■ What this task involves ■
Without including any pictures, write out the listing below exactly.

■ Information provided ■
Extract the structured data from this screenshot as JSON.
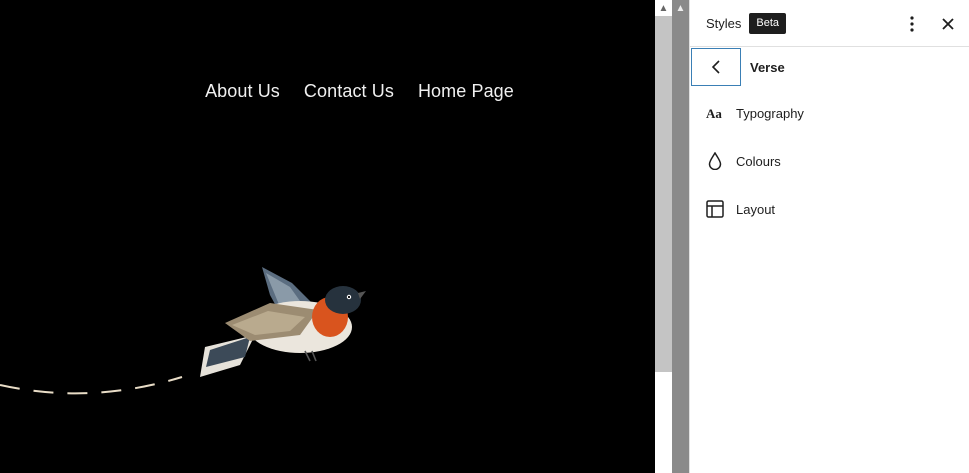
{
  "site": {
    "nav": [
      "About Us",
      "Contact Us",
      "Home Page"
    ]
  },
  "panel": {
    "title": "Styles",
    "badge": "Beta",
    "section_title": "Verse",
    "items": [
      {
        "label": "Typography",
        "icon": "typography-icon"
      },
      {
        "label": "Colours",
        "icon": "droplet-icon"
      },
      {
        "label": "Layout",
        "icon": "layout-icon"
      }
    ]
  },
  "colors": {
    "canvas_bg": "#000000",
    "accent": "#3a7fb5",
    "badge_bg": "#1e1e1e"
  }
}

■ Exercise solution ■
Extract the structured data from this screenshot as JSON.
{
  "site": {
    "nav": [
      "About Us",
      "Contact Us",
      "Home Page"
    ]
  },
  "panel": {
    "title": "Styles",
    "badge": "Beta",
    "section_title": "Verse",
    "items": [
      {
        "label": "Typography",
        "icon": "typography-icon"
      },
      {
        "label": "Colours",
        "icon": "droplet-icon"
      },
      {
        "label": "Layout",
        "icon": "layout-icon"
      }
    ]
  },
  "colors": {
    "canvas_bg": "#000000",
    "accent": "#3a7fb5",
    "badge_bg": "#1e1e1e"
  }
}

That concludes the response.